Requirement:
Make an exact copy of the records, with the pictures left out.

Exercise data:
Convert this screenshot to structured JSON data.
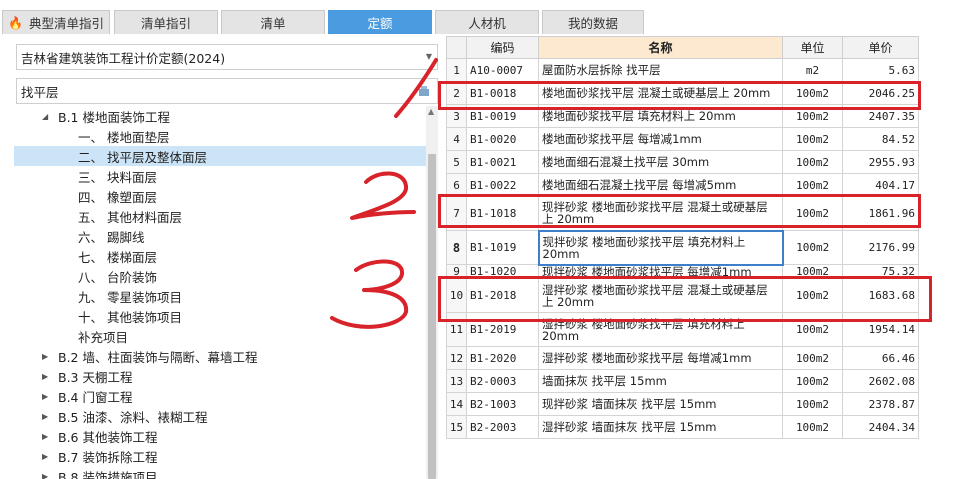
{
  "tabs": [
    {
      "label": "典型清单指引",
      "active": false
    },
    {
      "label": "清单指引",
      "active": false
    },
    {
      "label": "清单",
      "active": false
    },
    {
      "label": "定额",
      "active": true
    },
    {
      "label": "人材机",
      "active": false
    },
    {
      "label": "我的数据",
      "active": false
    }
  ],
  "left_panel": {
    "quota_library": "吉林省建筑装饰工程计价定额(2024)",
    "search_value": "找平层",
    "tree": [
      {
        "label": "B.1 楼地面装饰工程",
        "expanded": true,
        "selected": false
      },
      {
        "label": "一、 楼地面垫层",
        "selected": false
      },
      {
        "label": "二、 找平层及整体面层",
        "selected": true
      },
      {
        "label": "三、 块料面层",
        "selected": false
      },
      {
        "label": "四、 橡塑面层",
        "selected": false
      },
      {
        "label": "五、 其他材料面层",
        "selected": false
      },
      {
        "label": "六、 踢脚线",
        "selected": false
      },
      {
        "label": "七、 楼梯面层",
        "selected": false
      },
      {
        "label": "八、 台阶装饰",
        "selected": false
      },
      {
        "label": "九、 零星装饰项目",
        "selected": false
      },
      {
        "label": "十、 其他装饰项目",
        "selected": false
      },
      {
        "label": "补充项目",
        "selected": false
      },
      {
        "label": "B.2 墙、柱面装饰与隔断、幕墙工程",
        "expanded": false
      },
      {
        "label": "B.3 天棚工程",
        "expanded": false
      },
      {
        "label": "B.4 门窗工程",
        "expanded": false
      },
      {
        "label": "B.5 油漆、涂料、裱糊工程",
        "expanded": false
      },
      {
        "label": "B.6 其他装饰工程",
        "expanded": false
      },
      {
        "label": "B.7 装饰拆除工程",
        "expanded": false
      },
      {
        "label": "B.8 装饰措施项目",
        "expanded": false
      }
    ]
  },
  "table": {
    "headers": {
      "code": "编码",
      "name": "名称",
      "unit": "单位",
      "price": "单价"
    },
    "rows": [
      {
        "index": "1",
        "code": "A10-0007",
        "name": "屋面防水层拆除 找平层",
        "unit": "m2",
        "price": "5.63"
      },
      {
        "index": "2",
        "code": "B1-0018",
        "name": "楼地面砂浆找平层 混凝土或硬基层上 20mm",
        "unit": "100m2",
        "price": "2046.25"
      },
      {
        "index": "3",
        "code": "B1-0019",
        "name": "楼地面砂浆找平层 填充材料上 20mm",
        "unit": "100m2",
        "price": "2407.35"
      },
      {
        "index": "4",
        "code": "B1-0020",
        "name": "楼地面砂浆找平层 每增减1mm",
        "unit": "100m2",
        "price": "84.52"
      },
      {
        "index": "5",
        "code": "B1-0021",
        "name": "楼地面细石混凝土找平层 30mm",
        "unit": "100m2",
        "price": "2955.93"
      },
      {
        "index": "6",
        "code": "B1-0022",
        "name": "楼地面细石混凝土找平层 每增减5mm",
        "unit": "100m2",
        "price": "404.17"
      },
      {
        "index": "7",
        "code": "B1-1018",
        "name": "现拌砂浆 楼地面砂浆找平层 混凝土或硬基层上 20mm",
        "unit": "100m2",
        "price": "1861.96"
      },
      {
        "index": "8",
        "code": "B1-1019",
        "name": "现拌砂浆 楼地面砂浆找平层 填充材料上 20mm",
        "unit": "100m2",
        "price": "2176.99"
      },
      {
        "index": "9",
        "code": "B1-1020",
        "name": "现拌砂浆 楼地面砂浆找平层 每增减1mm",
        "unit": "100m2",
        "price": "75.32"
      },
      {
        "index": "10",
        "code": "B1-2018",
        "name": "湿拌砂浆 楼地面砂浆找平层 混凝土或硬基层上 20mm",
        "unit": "100m2",
        "price": "1683.68"
      },
      {
        "index": "11",
        "code": "B1-2019",
        "name": "湿拌砂浆 楼地面砂浆找平层 填充材料上 20mm",
        "unit": "100m2",
        "price": "1954.14"
      },
      {
        "index": "12",
        "code": "B1-2020",
        "name": "湿拌砂浆 楼地面砂浆找平层 每增减1mm",
        "unit": "100m2",
        "price": "66.46"
      },
      {
        "index": "13",
        "code": "B2-0003",
        "name": "墙面抹灰 找平层 15mm",
        "unit": "100m2",
        "price": "2602.08"
      },
      {
        "index": "14",
        "code": "B2-1003",
        "name": "现拌砂浆 墙面抹灰 找平层 15mm",
        "unit": "100m2",
        "price": "2378.87"
      },
      {
        "index": "15",
        "code": "B2-2003",
        "name": "湿拌砂浆 墙面抹灰 找平层 15mm",
        "unit": "100m2",
        "price": "2404.34"
      }
    ]
  },
  "annotations": {
    "ink_color": "#d8232a",
    "marks": [
      "/",
      "2",
      "3"
    ]
  }
}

Answer in full:
Convert this screenshot to structured JSON data.
{
  "tabs": [
    {
      "label": "典型清单指引",
      "active": false
    },
    {
      "label": "清单指引",
      "active": false
    },
    {
      "label": "清单",
      "active": false
    },
    {
      "label": "定额",
      "active": true
    },
    {
      "label": "人材机",
      "active": false
    },
    {
      "label": "我的数据",
      "active": false
    }
  ],
  "left_panel": {
    "quota_library": "吉林省建筑装饰工程计价定额(2024)",
    "search_value": "找平层",
    "tree": [
      {
        "label": "B.1 楼地面装饰工程",
        "expanded": true,
        "selected": false
      },
      {
        "label": "一、 楼地面垫层",
        "selected": false
      },
      {
        "label": "二、 找平层及整体面层",
        "selected": true
      },
      {
        "label": "三、 块料面层",
        "selected": false
      },
      {
        "label": "四、 橡塑面层",
        "selected": false
      },
      {
        "label": "五、 其他材料面层",
        "selected": false
      },
      {
        "label": "六、 踢脚线",
        "selected": false
      },
      {
        "label": "七、 楼梯面层",
        "selected": false
      },
      {
        "label": "八、 台阶装饰",
        "selected": false
      },
      {
        "label": "九、 零星装饰项目",
        "selected": false
      },
      {
        "label": "十、 其他装饰项目",
        "selected": false
      },
      {
        "label": "补充项目",
        "selected": false
      },
      {
        "label": "B.2 墙、柱面装饰与隔断、幕墙工程",
        "expanded": false
      },
      {
        "label": "B.3 天棚工程",
        "expanded": false
      },
      {
        "label": "B.4 门窗工程",
        "expanded": false
      },
      {
        "label": "B.5 油漆、涂料、裱糊工程",
        "expanded": false
      },
      {
        "label": "B.6 其他装饰工程",
        "expanded": false
      },
      {
        "label": "B.7 装饰拆除工程",
        "expanded": false
      },
      {
        "label": "B.8 装饰措施项目",
        "expanded": false
      }
    ]
  },
  "table": {
    "headers": {
      "code": "编码",
      "name": "名称",
      "unit": "单位",
      "price": "单价"
    },
    "rows": [
      {
        "index": "1",
        "code": "A10-0007",
        "name": "屋面防水层拆除 找平层",
        "unit": "m2",
        "price": "5.63"
      },
      {
        "index": "2",
        "code": "B1-0018",
        "name": "楼地面砂浆找平层 混凝土或硬基层上 20mm",
        "unit": "100m2",
        "price": "2046.25"
      },
      {
        "index": "3",
        "code": "B1-0019",
        "name": "楼地面砂浆找平层 填充材料上 20mm",
        "unit": "100m2",
        "price": "2407.35"
      },
      {
        "index": "4",
        "code": "B1-0020",
        "name": "楼地面砂浆找平层 每增减1mm",
        "unit": "100m2",
        "price": "84.52"
      },
      {
        "index": "5",
        "code": "B1-0021",
        "name": "楼地面细石混凝土找平层 30mm",
        "unit": "100m2",
        "price": "2955.93"
      },
      {
        "index": "6",
        "code": "B1-0022",
        "name": "楼地面细石混凝土找平层 每增减5mm",
        "unit": "100m2",
        "price": "404.17"
      },
      {
        "index": "7",
        "code": "B1-1018",
        "name": "现拌砂浆 楼地面砂浆找平层 混凝土或硬基层上 20mm",
        "unit": "100m2",
        "price": "1861.96"
      },
      {
        "index": "8",
        "code": "B1-1019",
        "name": "现拌砂浆 楼地面砂浆找平层 填充材料上 20mm",
        "unit": "100m2",
        "price": "2176.99"
      },
      {
        "index": "9",
        "code": "B1-1020",
        "name": "现拌砂浆 楼地面砂浆找平层 每增减1mm",
        "unit": "100m2",
        "price": "75.32"
      },
      {
        "index": "10",
        "code": "B1-2018",
        "name": "湿拌砂浆 楼地面砂浆找平层 混凝土或硬基层上 20mm",
        "unit": "100m2",
        "price": "1683.68"
      },
      {
        "index": "11",
        "code": "B1-2019",
        "name": "湿拌砂浆 楼地面砂浆找平层 填充材料上 20mm",
        "unit": "100m2",
        "price": "1954.14"
      },
      {
        "index": "12",
        "code": "B1-2020",
        "name": "湿拌砂浆 楼地面砂浆找平层 每增减1mm",
        "unit": "100m2",
        "price": "66.46"
      },
      {
        "index": "13",
        "code": "B2-0003",
        "name": "墙面抹灰 找平层 15mm",
        "unit": "100m2",
        "price": "2602.08"
      },
      {
        "index": "14",
        "code": "B2-1003",
        "name": "现拌砂浆 墙面抹灰 找平层 15mm",
        "unit": "100m2",
        "price": "2378.87"
      },
      {
        "index": "15",
        "code": "B2-2003",
        "name": "湿拌砂浆 墙面抹灰 找平层 15mm",
        "unit": "100m2",
        "price": "2404.34"
      }
    ]
  },
  "annotations": {
    "ink_color": "#d8232a",
    "marks": [
      "/",
      "2",
      "3"
    ]
  }
}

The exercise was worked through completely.